Start of Task input

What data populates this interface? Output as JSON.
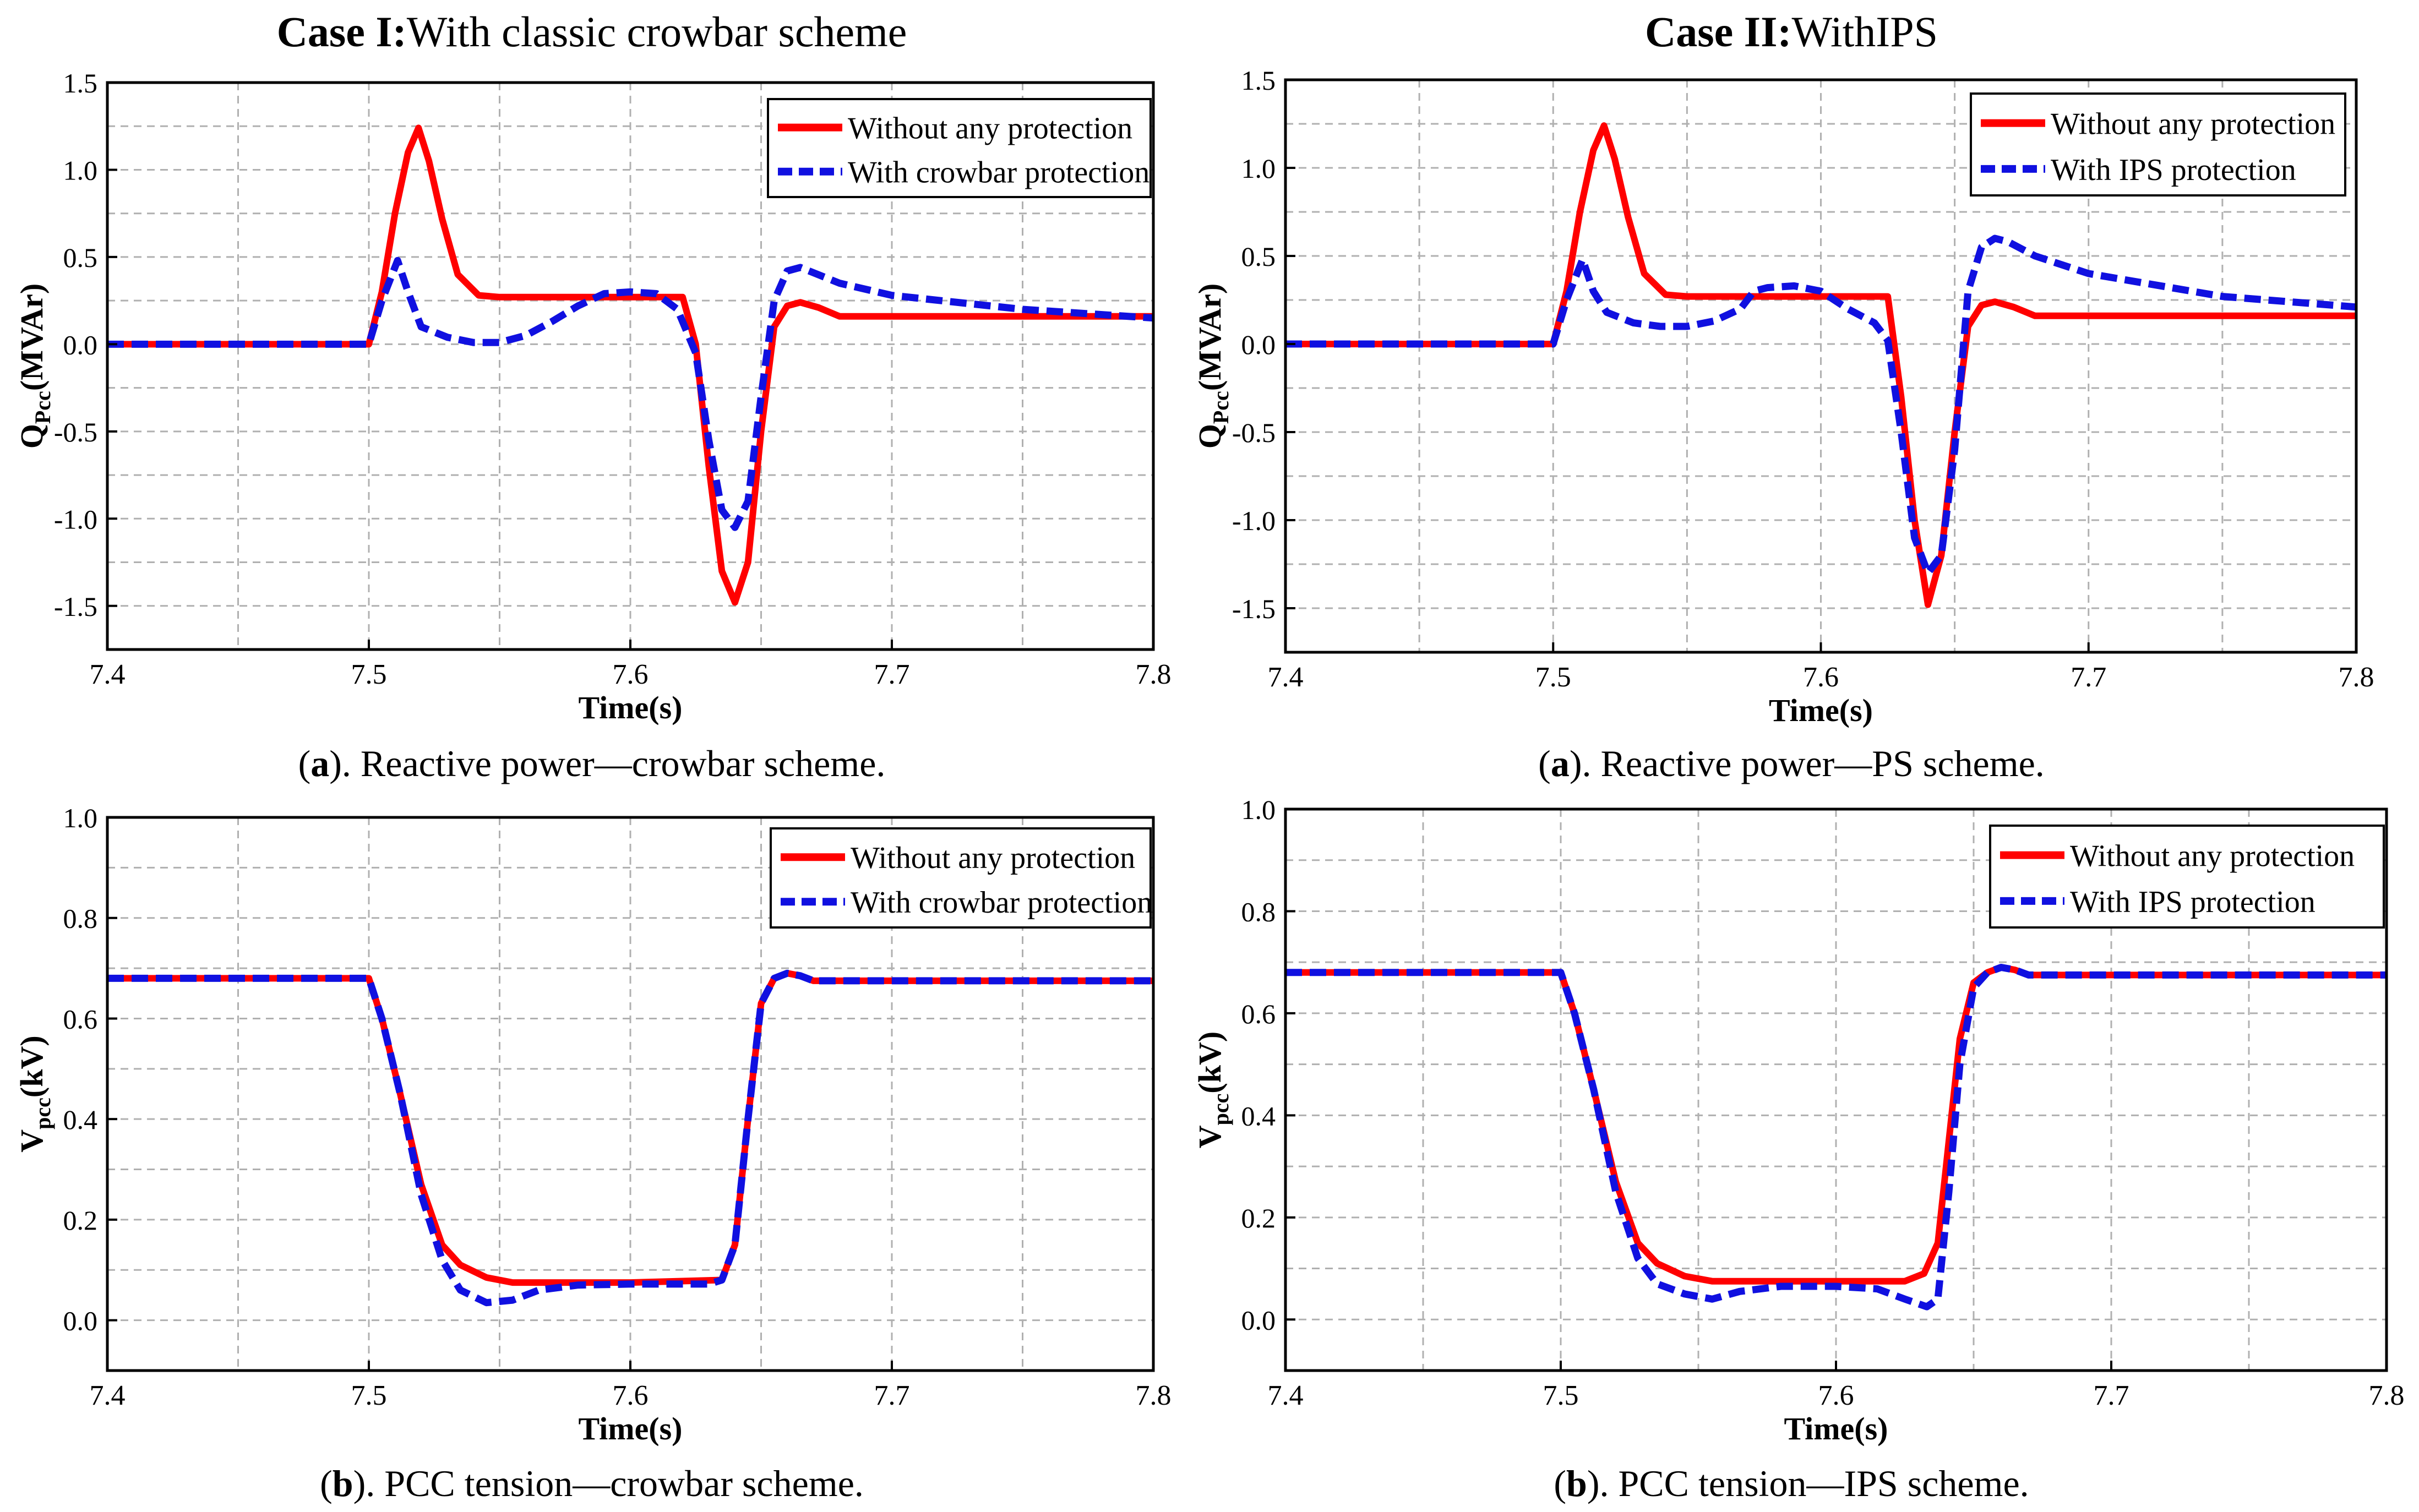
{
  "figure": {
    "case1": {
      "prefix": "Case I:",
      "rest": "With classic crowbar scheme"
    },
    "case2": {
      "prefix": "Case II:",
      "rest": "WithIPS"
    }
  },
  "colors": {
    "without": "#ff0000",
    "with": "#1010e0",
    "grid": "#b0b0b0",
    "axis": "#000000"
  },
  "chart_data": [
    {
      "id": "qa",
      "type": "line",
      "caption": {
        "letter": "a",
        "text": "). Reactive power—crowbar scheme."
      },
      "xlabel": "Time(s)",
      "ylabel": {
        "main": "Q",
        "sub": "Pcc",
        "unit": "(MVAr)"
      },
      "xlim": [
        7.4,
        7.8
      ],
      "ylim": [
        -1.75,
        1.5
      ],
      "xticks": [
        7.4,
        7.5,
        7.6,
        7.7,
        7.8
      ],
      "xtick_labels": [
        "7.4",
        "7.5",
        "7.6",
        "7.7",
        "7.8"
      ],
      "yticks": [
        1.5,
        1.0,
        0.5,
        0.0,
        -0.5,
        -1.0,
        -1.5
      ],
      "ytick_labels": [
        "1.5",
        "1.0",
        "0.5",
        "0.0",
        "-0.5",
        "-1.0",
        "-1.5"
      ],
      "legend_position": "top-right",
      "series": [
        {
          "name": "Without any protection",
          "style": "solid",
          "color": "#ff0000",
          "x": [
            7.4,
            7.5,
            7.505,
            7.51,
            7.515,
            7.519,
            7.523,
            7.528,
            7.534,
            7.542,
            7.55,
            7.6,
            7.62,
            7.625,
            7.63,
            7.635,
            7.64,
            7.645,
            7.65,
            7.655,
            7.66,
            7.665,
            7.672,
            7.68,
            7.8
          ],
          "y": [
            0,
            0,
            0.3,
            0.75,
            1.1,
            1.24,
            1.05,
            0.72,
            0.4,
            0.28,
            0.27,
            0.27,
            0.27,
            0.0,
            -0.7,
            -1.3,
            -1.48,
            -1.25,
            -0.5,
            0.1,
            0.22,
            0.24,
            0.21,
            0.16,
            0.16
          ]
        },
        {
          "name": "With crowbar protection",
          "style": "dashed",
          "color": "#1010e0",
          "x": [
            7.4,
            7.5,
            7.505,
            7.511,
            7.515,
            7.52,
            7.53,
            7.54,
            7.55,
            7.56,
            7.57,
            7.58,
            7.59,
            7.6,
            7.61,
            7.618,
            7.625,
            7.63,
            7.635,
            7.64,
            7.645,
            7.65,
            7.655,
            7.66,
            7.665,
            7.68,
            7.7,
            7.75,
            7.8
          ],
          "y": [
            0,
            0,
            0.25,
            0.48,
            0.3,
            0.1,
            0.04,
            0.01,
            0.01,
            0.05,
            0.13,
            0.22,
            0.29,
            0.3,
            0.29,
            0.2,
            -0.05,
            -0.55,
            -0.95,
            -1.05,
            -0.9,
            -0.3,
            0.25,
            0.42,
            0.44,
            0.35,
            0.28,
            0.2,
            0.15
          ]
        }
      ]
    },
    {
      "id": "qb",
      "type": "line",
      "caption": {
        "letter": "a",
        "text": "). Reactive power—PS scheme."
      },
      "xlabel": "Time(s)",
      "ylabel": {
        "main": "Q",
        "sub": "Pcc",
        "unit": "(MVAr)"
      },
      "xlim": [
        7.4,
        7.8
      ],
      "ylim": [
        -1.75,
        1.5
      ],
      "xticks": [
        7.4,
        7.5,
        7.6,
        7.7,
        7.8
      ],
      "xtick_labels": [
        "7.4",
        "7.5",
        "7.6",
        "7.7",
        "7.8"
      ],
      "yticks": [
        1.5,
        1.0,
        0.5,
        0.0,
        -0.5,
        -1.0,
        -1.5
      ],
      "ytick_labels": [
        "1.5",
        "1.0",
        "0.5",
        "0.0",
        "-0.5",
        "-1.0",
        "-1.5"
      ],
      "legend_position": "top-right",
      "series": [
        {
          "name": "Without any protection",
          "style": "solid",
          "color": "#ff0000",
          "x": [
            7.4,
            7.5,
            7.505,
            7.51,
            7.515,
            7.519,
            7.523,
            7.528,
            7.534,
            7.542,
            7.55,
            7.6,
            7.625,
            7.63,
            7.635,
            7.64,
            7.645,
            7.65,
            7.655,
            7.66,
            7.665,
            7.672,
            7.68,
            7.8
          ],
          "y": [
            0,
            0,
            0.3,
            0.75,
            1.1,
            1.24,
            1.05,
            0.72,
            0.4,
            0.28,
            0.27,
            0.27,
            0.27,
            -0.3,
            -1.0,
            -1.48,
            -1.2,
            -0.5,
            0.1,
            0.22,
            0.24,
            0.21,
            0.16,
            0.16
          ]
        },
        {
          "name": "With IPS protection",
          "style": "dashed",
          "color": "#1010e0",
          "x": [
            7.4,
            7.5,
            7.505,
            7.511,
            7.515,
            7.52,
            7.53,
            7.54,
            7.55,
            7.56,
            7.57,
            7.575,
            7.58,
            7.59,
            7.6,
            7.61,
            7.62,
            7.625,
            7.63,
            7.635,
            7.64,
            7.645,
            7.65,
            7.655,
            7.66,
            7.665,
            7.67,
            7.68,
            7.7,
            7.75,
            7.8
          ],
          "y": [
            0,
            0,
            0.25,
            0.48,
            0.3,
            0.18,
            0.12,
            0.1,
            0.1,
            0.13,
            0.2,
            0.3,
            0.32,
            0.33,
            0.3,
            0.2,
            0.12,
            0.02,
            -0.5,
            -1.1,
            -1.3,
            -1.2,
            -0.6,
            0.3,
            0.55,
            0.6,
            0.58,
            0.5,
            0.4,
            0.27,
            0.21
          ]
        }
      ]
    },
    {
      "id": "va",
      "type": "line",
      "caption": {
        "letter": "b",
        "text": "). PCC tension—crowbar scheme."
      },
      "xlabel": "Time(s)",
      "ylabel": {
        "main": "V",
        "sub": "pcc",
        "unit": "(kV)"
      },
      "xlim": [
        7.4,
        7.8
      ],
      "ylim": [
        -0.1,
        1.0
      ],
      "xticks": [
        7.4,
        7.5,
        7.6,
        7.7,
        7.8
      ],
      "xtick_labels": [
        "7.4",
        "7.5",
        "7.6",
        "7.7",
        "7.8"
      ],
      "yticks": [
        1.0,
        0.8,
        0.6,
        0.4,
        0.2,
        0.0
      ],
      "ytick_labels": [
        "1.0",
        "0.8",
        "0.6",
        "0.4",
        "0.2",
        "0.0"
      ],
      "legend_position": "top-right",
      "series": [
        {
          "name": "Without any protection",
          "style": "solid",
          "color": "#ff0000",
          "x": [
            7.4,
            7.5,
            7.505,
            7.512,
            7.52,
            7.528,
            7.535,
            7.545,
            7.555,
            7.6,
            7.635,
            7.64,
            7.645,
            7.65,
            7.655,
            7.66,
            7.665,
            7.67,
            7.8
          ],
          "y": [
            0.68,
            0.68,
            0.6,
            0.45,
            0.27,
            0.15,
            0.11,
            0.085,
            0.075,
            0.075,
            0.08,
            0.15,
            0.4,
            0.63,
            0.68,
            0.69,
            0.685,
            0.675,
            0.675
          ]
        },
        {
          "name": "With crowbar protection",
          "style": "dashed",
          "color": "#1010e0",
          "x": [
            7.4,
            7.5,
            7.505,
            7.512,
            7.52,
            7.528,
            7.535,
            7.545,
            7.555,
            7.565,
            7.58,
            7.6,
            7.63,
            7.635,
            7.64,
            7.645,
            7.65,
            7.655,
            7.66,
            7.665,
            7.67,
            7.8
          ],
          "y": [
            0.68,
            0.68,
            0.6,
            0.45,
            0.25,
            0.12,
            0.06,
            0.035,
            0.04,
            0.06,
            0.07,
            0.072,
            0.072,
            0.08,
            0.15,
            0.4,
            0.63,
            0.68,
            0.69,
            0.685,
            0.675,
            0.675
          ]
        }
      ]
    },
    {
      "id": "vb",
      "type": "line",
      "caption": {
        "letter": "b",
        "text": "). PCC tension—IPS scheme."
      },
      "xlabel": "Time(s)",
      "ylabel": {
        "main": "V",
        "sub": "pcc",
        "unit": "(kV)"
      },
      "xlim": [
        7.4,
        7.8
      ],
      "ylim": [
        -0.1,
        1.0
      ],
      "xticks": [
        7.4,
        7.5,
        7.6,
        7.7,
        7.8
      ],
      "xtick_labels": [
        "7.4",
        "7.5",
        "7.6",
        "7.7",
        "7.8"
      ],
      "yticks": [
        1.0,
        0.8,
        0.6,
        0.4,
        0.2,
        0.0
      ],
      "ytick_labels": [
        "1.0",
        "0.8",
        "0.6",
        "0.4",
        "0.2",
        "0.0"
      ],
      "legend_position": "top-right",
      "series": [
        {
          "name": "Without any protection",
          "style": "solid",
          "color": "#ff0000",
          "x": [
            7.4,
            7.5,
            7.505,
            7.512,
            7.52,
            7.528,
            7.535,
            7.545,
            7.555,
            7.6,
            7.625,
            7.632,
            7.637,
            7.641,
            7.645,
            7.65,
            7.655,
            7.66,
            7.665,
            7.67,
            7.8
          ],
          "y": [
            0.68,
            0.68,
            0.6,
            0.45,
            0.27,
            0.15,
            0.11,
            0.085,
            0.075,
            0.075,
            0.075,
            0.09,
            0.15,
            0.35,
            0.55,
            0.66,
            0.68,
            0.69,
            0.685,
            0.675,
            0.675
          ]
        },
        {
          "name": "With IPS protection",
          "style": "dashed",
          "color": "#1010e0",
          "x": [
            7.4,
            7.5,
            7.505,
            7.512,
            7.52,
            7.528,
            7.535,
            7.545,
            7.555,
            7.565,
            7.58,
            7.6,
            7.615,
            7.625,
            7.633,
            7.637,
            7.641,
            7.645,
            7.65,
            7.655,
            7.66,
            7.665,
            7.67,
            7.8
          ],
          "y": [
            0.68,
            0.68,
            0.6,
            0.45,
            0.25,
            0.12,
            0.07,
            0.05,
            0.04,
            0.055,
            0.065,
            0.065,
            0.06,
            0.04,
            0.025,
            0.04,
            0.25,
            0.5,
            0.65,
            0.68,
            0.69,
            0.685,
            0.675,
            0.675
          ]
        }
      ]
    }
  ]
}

End of Task input
Start of Task input

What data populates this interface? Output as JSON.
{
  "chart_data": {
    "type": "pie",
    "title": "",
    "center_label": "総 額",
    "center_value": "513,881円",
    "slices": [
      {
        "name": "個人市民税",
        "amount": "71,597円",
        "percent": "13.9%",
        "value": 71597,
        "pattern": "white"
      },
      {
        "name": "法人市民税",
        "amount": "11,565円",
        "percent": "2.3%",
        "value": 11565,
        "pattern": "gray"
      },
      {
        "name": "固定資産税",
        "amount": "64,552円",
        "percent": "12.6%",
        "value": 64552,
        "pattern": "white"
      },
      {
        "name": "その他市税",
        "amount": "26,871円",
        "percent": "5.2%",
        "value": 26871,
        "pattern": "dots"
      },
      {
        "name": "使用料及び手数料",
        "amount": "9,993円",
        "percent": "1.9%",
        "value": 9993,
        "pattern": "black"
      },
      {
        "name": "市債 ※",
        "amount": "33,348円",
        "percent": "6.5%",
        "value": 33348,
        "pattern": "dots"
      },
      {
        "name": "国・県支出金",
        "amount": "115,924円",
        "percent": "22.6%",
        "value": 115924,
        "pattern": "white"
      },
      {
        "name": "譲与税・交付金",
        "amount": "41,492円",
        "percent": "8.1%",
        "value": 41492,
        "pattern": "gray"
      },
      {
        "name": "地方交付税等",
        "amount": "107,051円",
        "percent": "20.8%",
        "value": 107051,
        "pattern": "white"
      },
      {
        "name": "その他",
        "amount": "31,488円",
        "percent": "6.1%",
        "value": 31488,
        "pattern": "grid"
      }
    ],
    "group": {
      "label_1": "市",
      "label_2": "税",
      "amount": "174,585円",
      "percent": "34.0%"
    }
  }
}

End of Task input
Start of Task input

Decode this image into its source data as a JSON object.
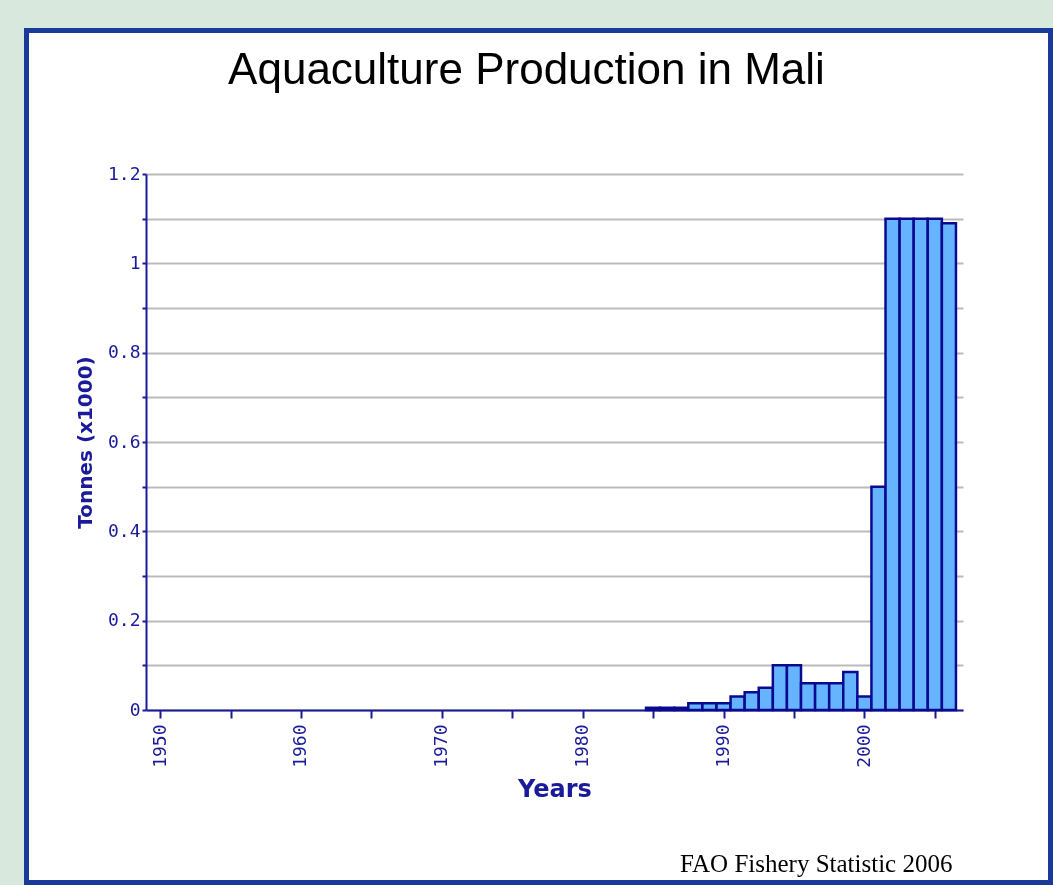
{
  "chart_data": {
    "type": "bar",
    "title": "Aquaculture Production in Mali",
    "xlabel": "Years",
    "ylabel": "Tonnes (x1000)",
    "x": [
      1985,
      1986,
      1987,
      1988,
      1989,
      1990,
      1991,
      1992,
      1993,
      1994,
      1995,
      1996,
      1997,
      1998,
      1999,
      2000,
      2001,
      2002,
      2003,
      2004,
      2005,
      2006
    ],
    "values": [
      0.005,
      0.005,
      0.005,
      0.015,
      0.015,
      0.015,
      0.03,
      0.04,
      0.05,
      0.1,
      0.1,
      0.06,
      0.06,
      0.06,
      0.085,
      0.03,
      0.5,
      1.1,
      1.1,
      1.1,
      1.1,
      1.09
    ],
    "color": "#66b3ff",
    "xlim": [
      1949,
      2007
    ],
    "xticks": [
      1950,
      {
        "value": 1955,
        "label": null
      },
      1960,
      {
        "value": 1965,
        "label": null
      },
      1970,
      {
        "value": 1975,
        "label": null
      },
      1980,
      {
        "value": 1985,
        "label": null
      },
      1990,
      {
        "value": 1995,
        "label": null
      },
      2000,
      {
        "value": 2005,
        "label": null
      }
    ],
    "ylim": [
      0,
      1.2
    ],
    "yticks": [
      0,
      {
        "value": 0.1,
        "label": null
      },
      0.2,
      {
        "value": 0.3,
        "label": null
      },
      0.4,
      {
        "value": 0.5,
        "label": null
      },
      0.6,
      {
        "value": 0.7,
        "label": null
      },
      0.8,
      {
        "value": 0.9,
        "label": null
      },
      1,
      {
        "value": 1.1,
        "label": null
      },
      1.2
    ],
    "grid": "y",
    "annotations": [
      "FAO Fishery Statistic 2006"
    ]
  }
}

End of Task input

Work through the records above line by line and count those that hold the string "crowbar". Give only the result.

§ **Answer to this exercise**
5